* [Document segment]
Controls how comprehensive the generated tests are.
SettingWhat it produces
MinimalCore happy path only. The most common user flow succeeding under ideal conditions. Fast to generate, fast to run.
StandardHappy path plus common failure states and basic edge cases. The default — appropriate for most everyday test generation.
FullBoundary conditions, all failure states, security edge cases, data validation extremes, and scenarios you would likely miss writing manually. Use this when you need thorough coverage for a critical feature.
When to use Full: Before a major release, for any flow that handles payment or personal data, or when a feature has a history of regression bugs.

Test Scope

Sets the type of tests Abgumi generates.
SettingWhat it produces
FeatureTests that validate one piece of functionality in isolation. Each test focuses on a specific behaviour of a specific component.
FlowTests that trace a user through a multi-step journey across screens. Each test covers a complete path from entry to outcome.

* [Stored entries]
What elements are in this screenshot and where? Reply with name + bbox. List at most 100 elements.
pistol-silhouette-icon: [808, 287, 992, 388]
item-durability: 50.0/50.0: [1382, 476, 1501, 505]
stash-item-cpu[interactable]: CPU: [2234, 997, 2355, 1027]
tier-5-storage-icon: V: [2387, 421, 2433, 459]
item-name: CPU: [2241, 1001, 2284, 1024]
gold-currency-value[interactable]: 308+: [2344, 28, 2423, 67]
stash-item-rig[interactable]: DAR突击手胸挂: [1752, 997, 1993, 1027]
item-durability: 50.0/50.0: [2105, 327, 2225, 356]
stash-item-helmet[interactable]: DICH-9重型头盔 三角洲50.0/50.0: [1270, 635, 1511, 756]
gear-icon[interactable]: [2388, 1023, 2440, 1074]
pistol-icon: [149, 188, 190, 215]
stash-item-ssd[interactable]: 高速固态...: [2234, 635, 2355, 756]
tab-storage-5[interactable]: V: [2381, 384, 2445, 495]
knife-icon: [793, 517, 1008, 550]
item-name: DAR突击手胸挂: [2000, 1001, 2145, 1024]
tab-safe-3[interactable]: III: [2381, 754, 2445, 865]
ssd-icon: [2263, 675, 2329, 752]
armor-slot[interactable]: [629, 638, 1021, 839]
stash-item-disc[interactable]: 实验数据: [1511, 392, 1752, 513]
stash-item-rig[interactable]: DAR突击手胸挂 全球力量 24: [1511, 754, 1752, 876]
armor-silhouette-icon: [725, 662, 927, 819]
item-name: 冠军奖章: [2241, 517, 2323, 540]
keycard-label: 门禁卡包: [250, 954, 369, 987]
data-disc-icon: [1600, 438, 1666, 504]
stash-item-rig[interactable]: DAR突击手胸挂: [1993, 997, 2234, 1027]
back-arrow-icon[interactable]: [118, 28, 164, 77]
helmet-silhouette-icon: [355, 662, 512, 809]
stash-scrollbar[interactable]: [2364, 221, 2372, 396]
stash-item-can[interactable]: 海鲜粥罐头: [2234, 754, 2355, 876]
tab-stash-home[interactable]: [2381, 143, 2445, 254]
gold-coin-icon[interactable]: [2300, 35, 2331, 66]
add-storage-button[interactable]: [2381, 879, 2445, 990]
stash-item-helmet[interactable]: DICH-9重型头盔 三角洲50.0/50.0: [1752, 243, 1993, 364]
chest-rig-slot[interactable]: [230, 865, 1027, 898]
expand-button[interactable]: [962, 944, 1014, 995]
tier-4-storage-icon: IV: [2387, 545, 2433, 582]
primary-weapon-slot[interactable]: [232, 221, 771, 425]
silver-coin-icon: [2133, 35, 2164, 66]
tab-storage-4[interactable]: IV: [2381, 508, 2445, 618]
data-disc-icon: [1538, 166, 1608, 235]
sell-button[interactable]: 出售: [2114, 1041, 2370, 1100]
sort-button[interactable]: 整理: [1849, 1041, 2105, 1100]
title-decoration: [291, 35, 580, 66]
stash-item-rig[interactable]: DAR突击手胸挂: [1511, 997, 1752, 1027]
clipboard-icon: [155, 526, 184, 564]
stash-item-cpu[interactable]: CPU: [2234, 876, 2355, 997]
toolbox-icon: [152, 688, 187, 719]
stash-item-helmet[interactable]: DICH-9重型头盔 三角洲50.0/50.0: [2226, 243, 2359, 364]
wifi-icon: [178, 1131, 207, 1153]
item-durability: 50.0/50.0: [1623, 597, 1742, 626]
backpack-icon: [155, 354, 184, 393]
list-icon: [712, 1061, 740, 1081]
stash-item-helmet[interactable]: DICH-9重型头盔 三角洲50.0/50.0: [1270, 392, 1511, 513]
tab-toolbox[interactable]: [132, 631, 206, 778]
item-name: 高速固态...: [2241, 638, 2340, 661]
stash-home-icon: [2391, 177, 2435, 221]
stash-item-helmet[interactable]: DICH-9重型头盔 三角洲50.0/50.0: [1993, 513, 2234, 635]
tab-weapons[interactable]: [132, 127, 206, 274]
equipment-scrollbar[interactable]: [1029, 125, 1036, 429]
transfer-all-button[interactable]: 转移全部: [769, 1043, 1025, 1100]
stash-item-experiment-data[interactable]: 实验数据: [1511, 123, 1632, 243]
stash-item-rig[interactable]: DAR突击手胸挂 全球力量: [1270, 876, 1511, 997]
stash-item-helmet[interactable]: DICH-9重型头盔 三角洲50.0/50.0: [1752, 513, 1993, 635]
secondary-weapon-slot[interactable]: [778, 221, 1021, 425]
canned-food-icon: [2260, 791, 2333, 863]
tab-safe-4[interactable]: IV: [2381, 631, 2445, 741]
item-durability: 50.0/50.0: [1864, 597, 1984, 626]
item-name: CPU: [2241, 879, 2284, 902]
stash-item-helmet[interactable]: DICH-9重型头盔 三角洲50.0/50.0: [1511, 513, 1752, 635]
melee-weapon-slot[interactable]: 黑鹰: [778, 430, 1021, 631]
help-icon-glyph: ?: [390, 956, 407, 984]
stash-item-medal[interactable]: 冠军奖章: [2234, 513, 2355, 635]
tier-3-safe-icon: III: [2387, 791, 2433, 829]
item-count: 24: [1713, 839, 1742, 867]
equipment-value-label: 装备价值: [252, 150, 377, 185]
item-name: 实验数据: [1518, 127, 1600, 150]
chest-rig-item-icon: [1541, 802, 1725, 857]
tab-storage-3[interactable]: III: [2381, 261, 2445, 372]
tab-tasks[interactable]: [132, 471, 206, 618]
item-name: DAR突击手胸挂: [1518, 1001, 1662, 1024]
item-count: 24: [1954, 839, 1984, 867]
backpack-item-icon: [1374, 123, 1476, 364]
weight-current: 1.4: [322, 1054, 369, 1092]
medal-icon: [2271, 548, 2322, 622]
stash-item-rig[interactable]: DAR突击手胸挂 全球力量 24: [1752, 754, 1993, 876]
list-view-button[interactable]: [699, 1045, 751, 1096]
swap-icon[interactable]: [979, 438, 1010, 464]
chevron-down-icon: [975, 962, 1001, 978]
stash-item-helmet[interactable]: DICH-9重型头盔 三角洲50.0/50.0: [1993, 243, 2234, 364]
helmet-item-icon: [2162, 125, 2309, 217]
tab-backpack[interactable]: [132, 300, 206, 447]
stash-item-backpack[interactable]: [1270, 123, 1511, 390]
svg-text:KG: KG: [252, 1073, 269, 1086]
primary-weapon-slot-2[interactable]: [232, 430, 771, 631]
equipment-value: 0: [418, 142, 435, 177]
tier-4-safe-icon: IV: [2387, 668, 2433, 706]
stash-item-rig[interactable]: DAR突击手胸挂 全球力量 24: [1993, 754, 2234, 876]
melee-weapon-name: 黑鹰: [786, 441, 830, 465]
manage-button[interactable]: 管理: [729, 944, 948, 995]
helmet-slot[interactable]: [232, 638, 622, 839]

* [What you need to do] Please copy the test generation settings text starting at "Controls how comprehensive" and ending at "tests Abgumi generates.", and change "critical feature" to "high-risk feature". The stored entries aren't needed for this work.

* [Task response]
Controls how comprehensive the generated tests are.
SettingWhat it produces
MinimalCore happy path only. The most common user flow succeeding under ideal conditions. Fast to generate, fast to run.
StandardHappy path plus common failure states and basic edge cases. The default — appropriate for most everyday test generation.
FullBoundary conditions, all failure states, security edge cases, data validation extremes, and scenarios you would likely miss writing manually. Use this when you need thorough coverage for a high-risk feature.
When to use Full: Before a major release, for any flow that handles payment or personal data, or when a feature has a history of regression bugs.

Test Scope

Sets the type of tests Abgumi generates.